## Obiettivo
Indica quante righe dei record contengono la stringa "ΔEmean". Scrivi soltanto il numero.

==================================================

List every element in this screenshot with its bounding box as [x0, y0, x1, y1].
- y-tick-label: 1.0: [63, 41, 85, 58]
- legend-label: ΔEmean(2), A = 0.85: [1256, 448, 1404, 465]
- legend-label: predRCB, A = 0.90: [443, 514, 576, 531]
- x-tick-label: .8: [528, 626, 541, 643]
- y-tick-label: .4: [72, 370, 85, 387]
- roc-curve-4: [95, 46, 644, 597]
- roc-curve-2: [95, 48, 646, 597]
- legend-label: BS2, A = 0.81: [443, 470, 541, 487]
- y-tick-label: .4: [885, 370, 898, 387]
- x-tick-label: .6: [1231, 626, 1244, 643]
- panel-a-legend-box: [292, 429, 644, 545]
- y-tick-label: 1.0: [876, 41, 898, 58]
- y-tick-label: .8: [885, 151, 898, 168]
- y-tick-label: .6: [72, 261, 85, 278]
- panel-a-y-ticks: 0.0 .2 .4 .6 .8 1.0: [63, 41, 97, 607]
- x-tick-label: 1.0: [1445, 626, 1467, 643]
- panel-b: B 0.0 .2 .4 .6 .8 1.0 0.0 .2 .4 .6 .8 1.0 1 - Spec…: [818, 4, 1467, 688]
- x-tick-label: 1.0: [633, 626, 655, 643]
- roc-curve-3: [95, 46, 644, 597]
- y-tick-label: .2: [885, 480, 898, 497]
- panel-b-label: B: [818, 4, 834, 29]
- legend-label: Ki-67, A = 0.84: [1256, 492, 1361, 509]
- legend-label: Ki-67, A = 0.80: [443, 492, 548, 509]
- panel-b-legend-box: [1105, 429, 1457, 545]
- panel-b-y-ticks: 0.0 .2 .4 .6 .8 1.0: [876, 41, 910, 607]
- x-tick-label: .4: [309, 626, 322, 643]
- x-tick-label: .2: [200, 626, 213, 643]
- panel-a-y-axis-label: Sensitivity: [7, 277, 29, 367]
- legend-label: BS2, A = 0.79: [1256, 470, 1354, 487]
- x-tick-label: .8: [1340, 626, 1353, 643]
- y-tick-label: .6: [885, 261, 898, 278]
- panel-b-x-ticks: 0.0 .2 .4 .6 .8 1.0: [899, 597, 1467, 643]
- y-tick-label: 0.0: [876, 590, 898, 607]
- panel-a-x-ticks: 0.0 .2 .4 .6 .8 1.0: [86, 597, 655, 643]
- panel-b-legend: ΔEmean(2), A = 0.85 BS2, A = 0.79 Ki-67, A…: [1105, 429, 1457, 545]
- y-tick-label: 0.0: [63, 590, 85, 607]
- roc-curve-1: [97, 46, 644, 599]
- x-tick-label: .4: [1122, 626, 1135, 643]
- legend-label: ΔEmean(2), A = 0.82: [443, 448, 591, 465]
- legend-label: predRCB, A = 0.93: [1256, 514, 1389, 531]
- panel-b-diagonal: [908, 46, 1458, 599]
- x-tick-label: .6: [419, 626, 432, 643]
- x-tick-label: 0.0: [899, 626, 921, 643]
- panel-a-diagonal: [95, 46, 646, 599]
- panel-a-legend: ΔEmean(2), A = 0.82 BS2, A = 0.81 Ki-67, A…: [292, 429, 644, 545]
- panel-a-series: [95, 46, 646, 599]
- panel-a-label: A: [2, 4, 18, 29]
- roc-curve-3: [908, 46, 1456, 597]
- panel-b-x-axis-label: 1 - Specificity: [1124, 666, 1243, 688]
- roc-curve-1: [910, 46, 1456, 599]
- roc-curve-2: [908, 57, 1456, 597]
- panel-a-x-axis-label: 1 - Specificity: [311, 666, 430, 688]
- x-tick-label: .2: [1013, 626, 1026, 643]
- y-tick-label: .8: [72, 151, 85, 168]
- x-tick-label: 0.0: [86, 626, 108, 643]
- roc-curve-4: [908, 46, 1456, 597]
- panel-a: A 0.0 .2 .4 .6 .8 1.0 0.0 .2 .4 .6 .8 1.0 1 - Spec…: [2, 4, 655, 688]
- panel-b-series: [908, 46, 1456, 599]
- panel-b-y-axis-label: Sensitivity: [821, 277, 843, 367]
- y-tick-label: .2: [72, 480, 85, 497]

==================================================

## Risposta al problema
4